= What to do =
Transcribe all of the material below word for word and leave out its pictures.
>>>>
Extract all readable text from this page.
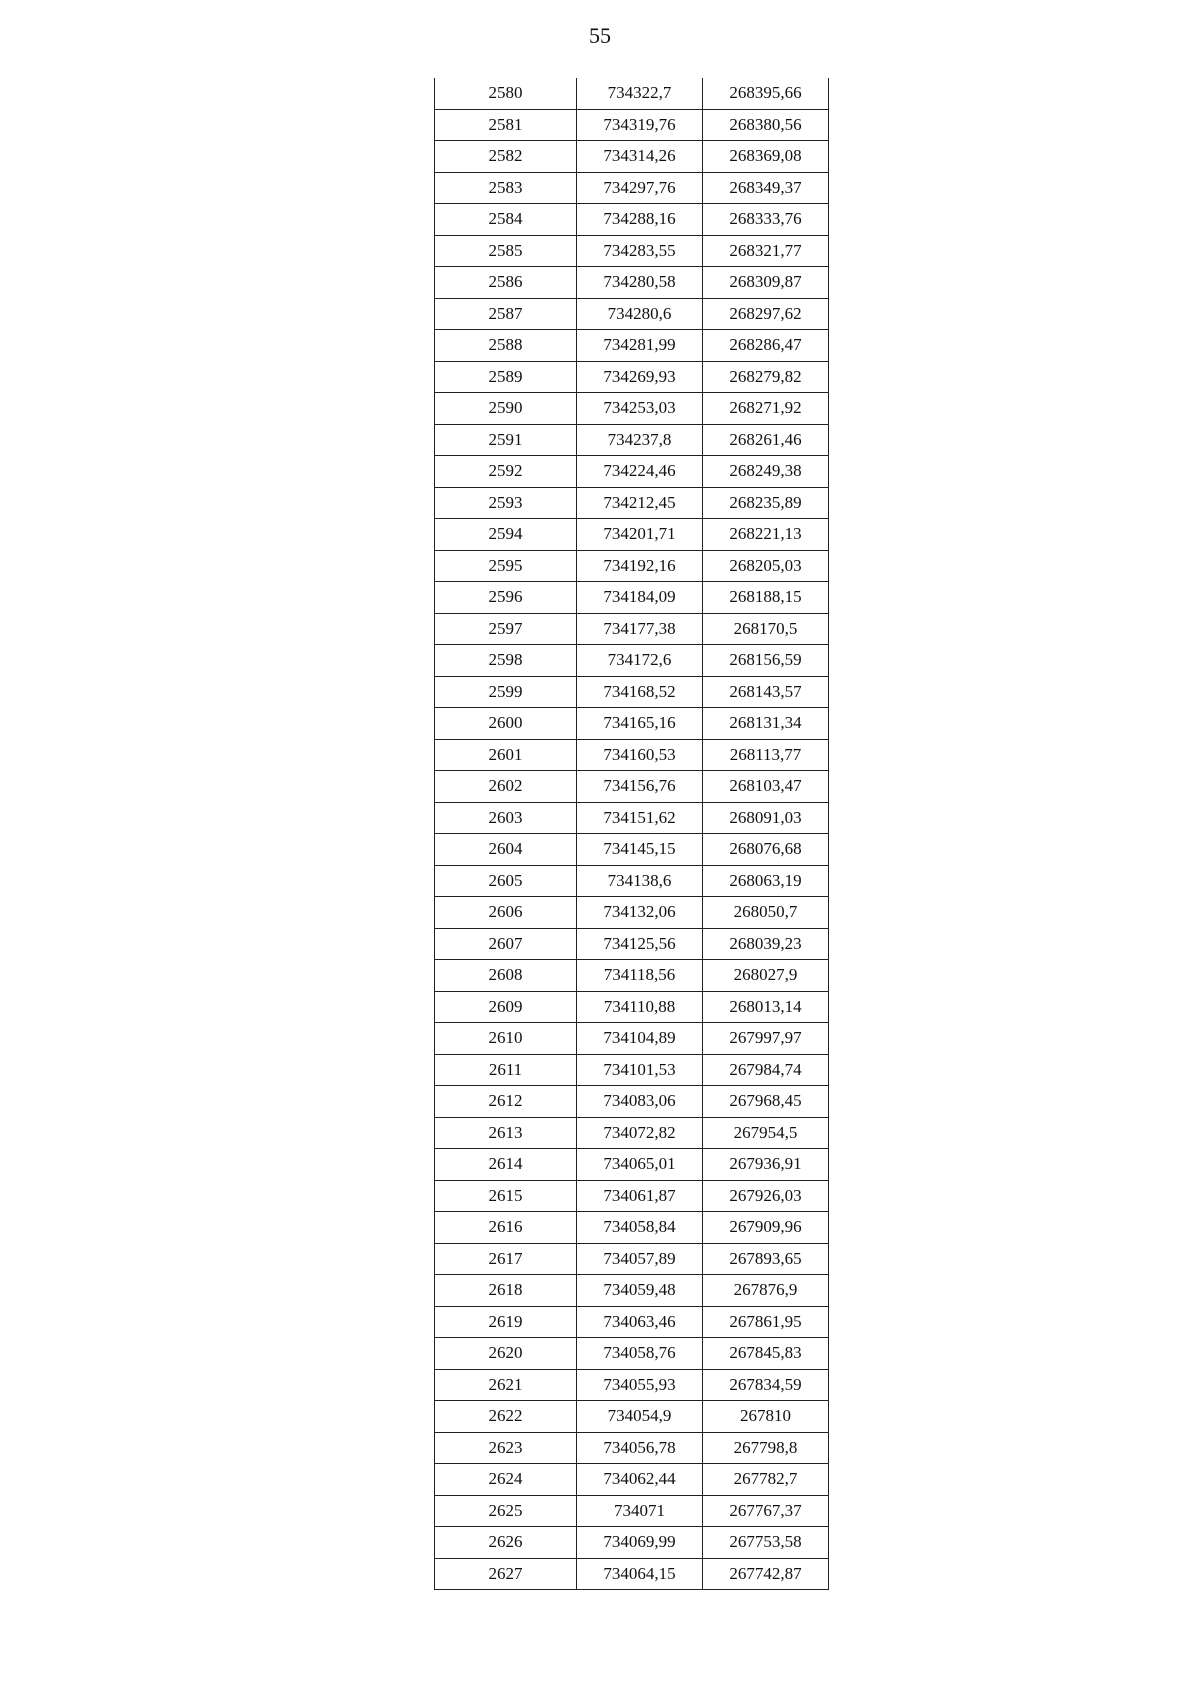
55
2580	734322,7	268395,66
2581	734319,76	268380,56
2582	734314,26	268369,08
2583	734297,76	268349,37
2584	734288,16	268333,76
2585	734283,55	268321,77
2586	734280,58	268309,87
2587	734280,6	268297,62
2588	734281,99	268286,47
2589	734269,93	268279,82
2590	734253,03	268271,92
2591	734237,8	268261,46
2592	734224,46	268249,38
2593	734212,45	268235,89
2594	734201,71	268221,13
2595	734192,16	268205,03
2596	734184,09	268188,15
2597	734177,38	268170,5
2598	734172,6	268156,59
2599	734168,52	268143,57
2600	734165,16	268131,34
2601	734160,53	268113,77
2602	734156,76	268103,47
2603	734151,62	268091,03
2604	734145,15	268076,68
2605	734138,6	268063,19
2606	734132,06	268050,7
2607	734125,56	268039,23
2608	734118,56	268027,9
2609	734110,88	268013,14
2610	734104,89	267997,97
2611	734101,53	267984,74
2612	734083,06	267968,45
2613	734072,82	267954,5
2614	734065,01	267936,91
2615	734061,87	267926,03
2616	734058,84	267909,96
2617	734057,89	267893,65
2618	734059,48	267876,9
2619	734063,46	267861,95
2620	734058,76	267845,83
2621	734055,93	267834,59
2622	734054,9	267810
2623	734056,78	267798,8
2624	734062,44	267782,7
2625	734071	267767,37
2626	734069,99	267753,58
2627	734064,15	267742,87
<<<<
= Result of this task =
Extract all readable text from this page.
55
2580	734322,7	268395,66
2581	734319,76	268380,56
2582	734314,26	268369,08
2583	734297,76	268349,37
2584	734288,16	268333,76
2585	734283,55	268321,77
2586	734280,58	268309,87
2587	734280,6	268297,62
2588	734281,99	268286,47
2589	734269,93	268279,82
2590	734253,03	268271,92
2591	734237,8	268261,46
2592	734224,46	268249,38
2593	734212,45	268235,89
2594	734201,71	268221,13
2595	734192,16	268205,03
2596	734184,09	268188,15
2597	734177,38	268170,5
2598	734172,6	268156,59
2599	734168,52	268143,57
2600	734165,16	268131,34
2601	734160,53	268113,77
2602	734156,76	268103,47
2603	734151,62	268091,03
2604	734145,15	268076,68
2605	734138,6	268063,19
2606	734132,06	268050,7
2607	734125,56	268039,23
2608	734118,56	268027,9
2609	734110,88	268013,14
2610	734104,89	267997,97
2611	734101,53	267984,74
2612	734083,06	267968,45
2613	734072,82	267954,5
2614	734065,01	267936,91
2615	734061,87	267926,03
2616	734058,84	267909,96
2617	734057,89	267893,65
2618	734059,48	267876,9
2619	734063,46	267861,95
2620	734058,76	267845,83
2621	734055,93	267834,59
2622	734054,9	267810
2623	734056,78	267798,8
2624	734062,44	267782,7
2625	734071	267767,37
2626	734069,99	267753,58
2627	734064,15	267742,87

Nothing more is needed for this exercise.